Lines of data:
----------------------------------------
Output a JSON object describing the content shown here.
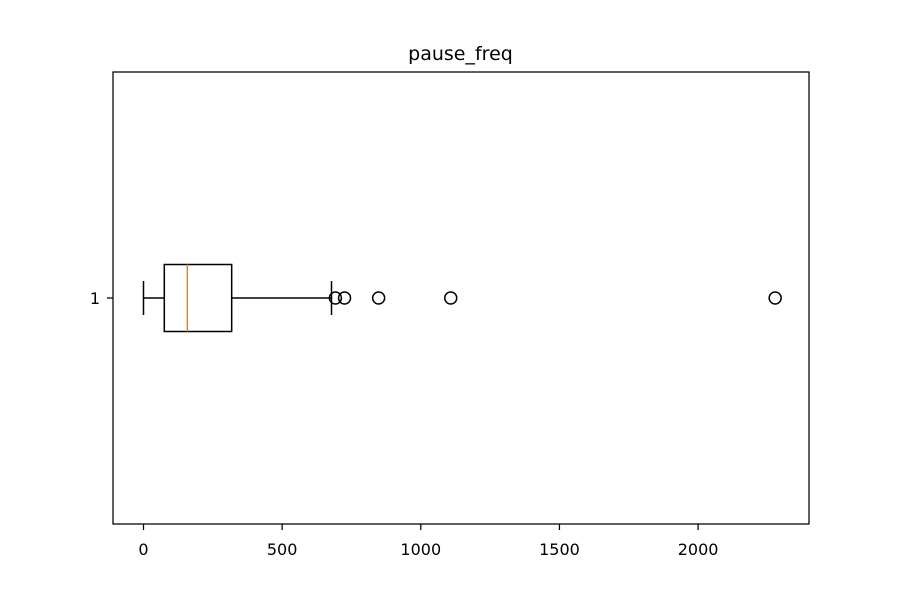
{
  "chart_data": {
    "type": "boxplot",
    "orientation": "horizontal",
    "title": "pause_freq",
    "xlabel": "",
    "ylabel": "",
    "xlim": [
      -110,
      2400
    ],
    "x_ticks": [
      0,
      500,
      1000,
      1500,
      2000
    ],
    "x_tick_labels": [
      "0",
      "500",
      "1000",
      "1500",
      "2000"
    ],
    "categories": [
      "1"
    ],
    "boxes": [
      {
        "label": "1",
        "whisker_low": 0,
        "q1": 75,
        "median": 158,
        "q3": 318,
        "whisker_high": 678,
        "outliers": [
          692,
          725,
          848,
          1108,
          2278
        ]
      }
    ],
    "grid": false,
    "colors": {
      "box": "#000000",
      "median": "#ff7f0e",
      "outlier": "#000000"
    }
  }
}
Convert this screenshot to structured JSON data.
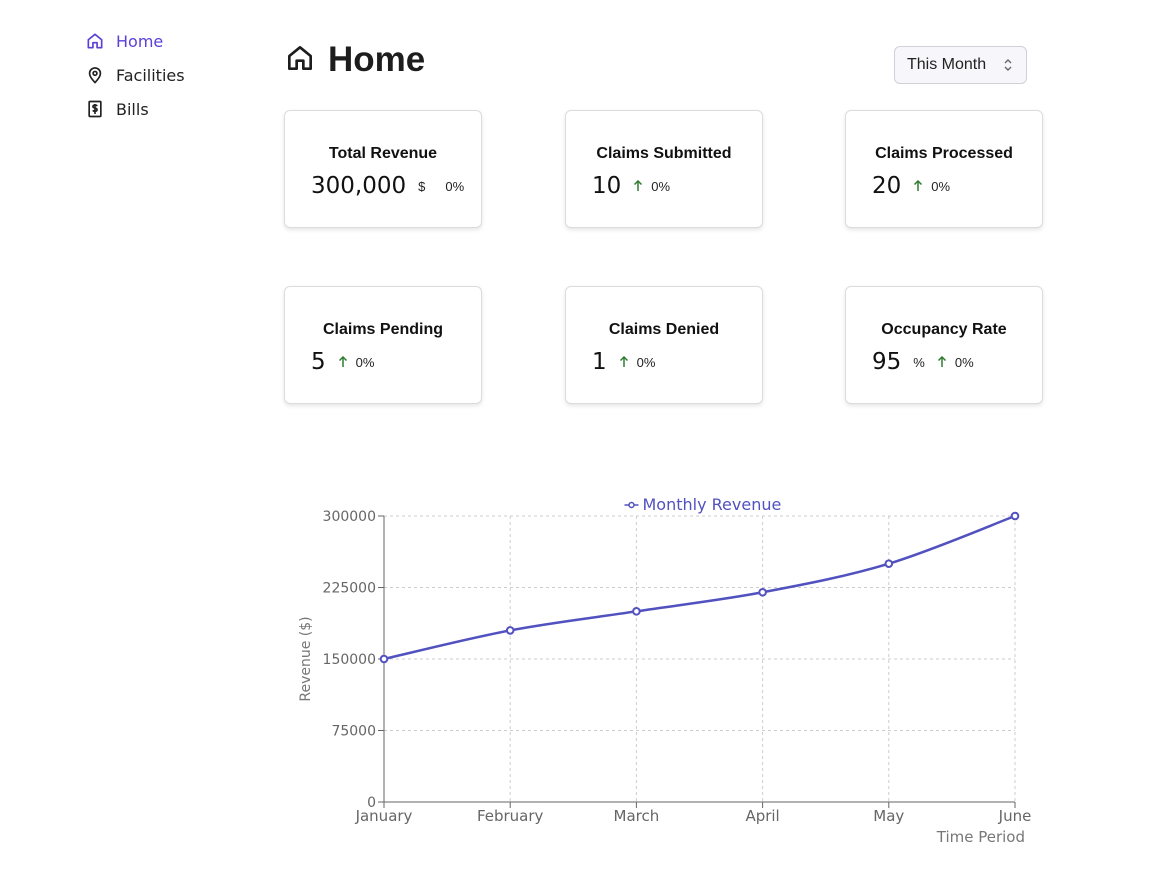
{
  "sidebar": {
    "items": [
      {
        "label": "Home",
        "icon": "home-icon",
        "active": true
      },
      {
        "label": "Facilities",
        "icon": "map-pin-icon",
        "active": false
      },
      {
        "label": "Bills",
        "icon": "dollar-bill-icon",
        "active": false
      }
    ]
  },
  "header": {
    "title": "Home",
    "icon": "home-icon"
  },
  "period_select": {
    "value": "This Month"
  },
  "cards": [
    {
      "title": "Total Revenue",
      "value": "300,000",
      "unit": "$",
      "change": "0%",
      "arrow": false
    },
    {
      "title": "Claims Submitted",
      "value": "10",
      "unit": "",
      "change": "0%",
      "arrow": true
    },
    {
      "title": "Claims Processed",
      "value": "20",
      "unit": "",
      "change": "0%",
      "arrow": true
    },
    {
      "title": "Claims Pending",
      "value": "5",
      "unit": "",
      "change": "0%",
      "arrow": true
    },
    {
      "title": "Claims Denied",
      "value": "1",
      "unit": "",
      "change": "0%",
      "arrow": true
    },
    {
      "title": "Occupancy Rate",
      "value": "95",
      "unit": "%",
      "change": "0%",
      "arrow": true
    }
  ],
  "colors": {
    "accent": "#5b3fd6",
    "series": "#5151c0",
    "trend_up": "#2e7d32",
    "grid": "#cccccc"
  },
  "chart_data": {
    "type": "line",
    "categories": [
      "January",
      "February",
      "March",
      "April",
      "May",
      "June"
    ],
    "series": [
      {
        "name": "Monthly Revenue",
        "values": [
          150000,
          180000,
          200000,
          220000,
          250000,
          300000
        ]
      }
    ],
    "ylabel": "Revenue ($)",
    "xlabel": "Time Period",
    "ylim": [
      0,
      300000
    ],
    "yticks": [
      "0",
      "75000",
      "150000",
      "225000",
      "300000"
    ],
    "legend": "top-center",
    "grid": true
  }
}
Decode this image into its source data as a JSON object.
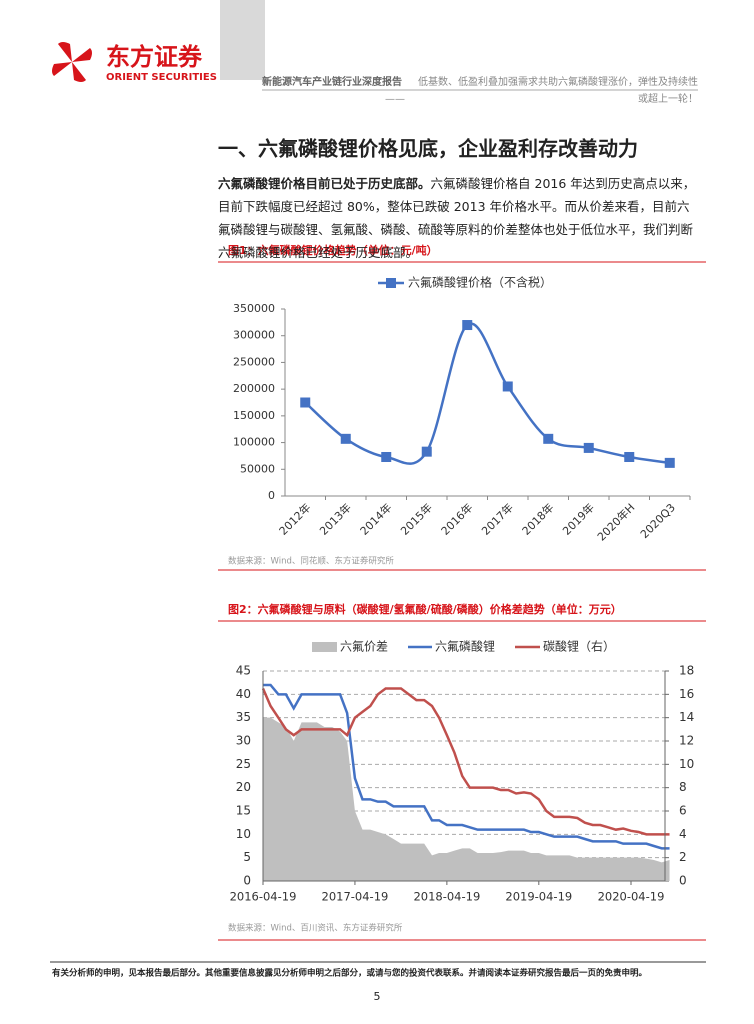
{
  "header": {
    "company": "东方证券",
    "company_en": "ORIENT SECURITIES",
    "report": "新能源汽车产业链行业深度报告",
    "subtitle": "低基数、低盈利叠加强需求共助六氟磷酸锂涨价，弹性及持续性",
    "subtitle_dash": "——",
    "subtitle_end": "或超上一轮！"
  },
  "section_title": "一、六氟磷酸锂价格见底，企业盈利存改善动力",
  "paragraph": {
    "lead": "六氟磷酸锂价格目前已处于历史底部。",
    "text": "六氟磷酸锂价格自 2016 年达到历史高点以来，目前下跌幅度已经超过 80%，整体已跌破 2013 年价格水平。而从价差来看，目前六氟磷酸锂与碳酸锂、氢氟酸、磷酸、硫酸等原料的价差整体也处于低位水平，我们判断六氟磷酸锂价格已经处于历史底部。"
  },
  "figures": [
    {
      "caption": "图1：六氟磷酸锂价格趋势（单位：元/吨）",
      "source": "数据来源：Wind、同花顺、东方证券研究所",
      "chart_data": {
        "type": "line",
        "categories": [
          "2012年",
          "2013年",
          "2014年",
          "2015年",
          "2016年",
          "2017年",
          "2018年",
          "2019年",
          "2020年H",
          "2020Q3"
        ],
        "series": [
          {
            "name": "六氟磷酸锂价格（不含税）",
            "color": "#4472c4",
            "values": [
              175000,
              107000,
              73000,
              83000,
              320000,
              205000,
              107000,
              90000,
              73000,
              62000
            ]
          }
        ],
        "ylim": [
          0,
          350000
        ],
        "yticks": [
          0,
          50000,
          100000,
          150000,
          200000,
          250000,
          300000,
          350000
        ],
        "grid": false,
        "legend": "top"
      }
    },
    {
      "caption": "图2：六氟磷酸锂与原料（碳酸锂/氢氟酸/硫酸/磷酸）价格差趋势（单位：万元）",
      "source": "数据来源：Wind、百川资讯、东方证券研究所",
      "chart_data": {
        "type": "line",
        "x": [
          "2016-04-19",
          "2016-05-19",
          "2016-06-19",
          "2016-07-19",
          "2016-08-19",
          "2016-09-19",
          "2016-10-19",
          "2016-11-19",
          "2016-12-19",
          "2017-01-19",
          "2017-02-19",
          "2017-03-19",
          "2017-04-19",
          "2017-05-19",
          "2017-06-19",
          "2017-07-19",
          "2017-08-19",
          "2017-09-19",
          "2017-10-19",
          "2017-11-19",
          "2017-12-19",
          "2018-01-19",
          "2018-02-19",
          "2018-03-19",
          "2018-04-19",
          "2018-05-19",
          "2018-06-19",
          "2018-07-19",
          "2018-08-19",
          "2018-09-19",
          "2018-10-19",
          "2018-11-19",
          "2018-12-19",
          "2019-01-19",
          "2019-02-19",
          "2019-03-19",
          "2019-04-19",
          "2019-05-19",
          "2019-06-19",
          "2019-07-19",
          "2019-08-19",
          "2019-09-19",
          "2019-10-19",
          "2019-11-19",
          "2019-12-19",
          "2020-01-19",
          "2020-02-19",
          "2020-03-19",
          "2020-04-19",
          "2020-05-19",
          "2020-06-19",
          "2020-07-19",
          "2020-08-19",
          "2020-09-19"
        ],
        "series": [
          {
            "name": "六氟价差",
            "kind": "area",
            "color": "#bfbfbf",
            "values": [
              35,
              35,
              34,
              33,
              30,
              34,
              34,
              34,
              33,
              33,
              32,
              30,
              15,
              11,
              11,
              10.5,
              10,
              9,
              8,
              8,
              8,
              8,
              5.5,
              6,
              6,
              6.5,
              7,
              7,
              6,
              6,
              6,
              6.2,
              6.5,
              6.5,
              6.5,
              6,
              6,
              5.5,
              5.5,
              5.5,
              5.5,
              5,
              5,
              5,
              5,
              5,
              5,
              5,
              5,
              5,
              4.8,
              4.5,
              4,
              4.5
            ]
          },
          {
            "name": "六氟磷酸锂",
            "kind": "line",
            "color": "#4472c4",
            "values": [
              42,
              42,
              40,
              40,
              37,
              40,
              40,
              40,
              40,
              40,
              40,
              36,
              22,
              17.5,
              17.5,
              17,
              17,
              16,
              16,
              16,
              16,
              16,
              13,
              13,
              12,
              12,
              12,
              11.5,
              11,
              11,
              11,
              11,
              11,
              11,
              11,
              10.5,
              10.5,
              10,
              9.5,
              9.5,
              9.5,
              9.5,
              9,
              8.5,
              8.5,
              8.5,
              8.5,
              8,
              8,
              8,
              8,
              7.5,
              7,
              7
            ]
          },
          {
            "name": "碳酸锂（右）",
            "kind": "line",
            "axis": "y2",
            "color": "#c0504d",
            "values": [
              16.5,
              15,
              14,
              13,
              12.5,
              13,
              13,
              13,
              13,
              13,
              13,
              12.5,
              14,
              14.5,
              15,
              16,
              16.5,
              16.5,
              16.5,
              16,
              15.5,
              15.5,
              15,
              14,
              12.5,
              11,
              9,
              8,
              8,
              8,
              8,
              7.8,
              7.8,
              7.5,
              7.6,
              7.5,
              7,
              6,
              5.5,
              5.5,
              5.5,
              5.4,
              5,
              4.8,
              4.8,
              4.6,
              4.4,
              4.5,
              4.3,
              4.2,
              4,
              4,
              4,
              4
            ]
          }
        ],
        "xlim": [
          "2016-04-19",
          "2020-09-01"
        ],
        "xticks": [
          "2016-04-19",
          "2017-04-19",
          "2018-04-19",
          "2019-04-19",
          "2020-04-19"
        ],
        "ylim": [
          0,
          45
        ],
        "yticks": [
          0,
          5,
          10,
          15,
          20,
          25,
          30,
          35,
          40,
          45
        ],
        "y2lim": [
          0,
          18
        ],
        "y2ticks": [
          0,
          2,
          4,
          6,
          8,
          10,
          12,
          14,
          16,
          18
        ],
        "grid": true,
        "legend": "top"
      }
    }
  ],
  "footer": {
    "disclaimer": "有关分析师的申明，见本报告最后部分。其他重要信息披露见分析师申明之后部分，或请与您的投资代表联系。并请阅读本证券研究报告最后一页的免责申明。",
    "page": 5
  }
}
----------------------------------------
(SHORT TASK):
Copy all lines from the material that contain "type".

(COMPLETE RESPONSE):
    "type": "boxplot",
    "type": "line",
        "type": "line",
        "type": "line",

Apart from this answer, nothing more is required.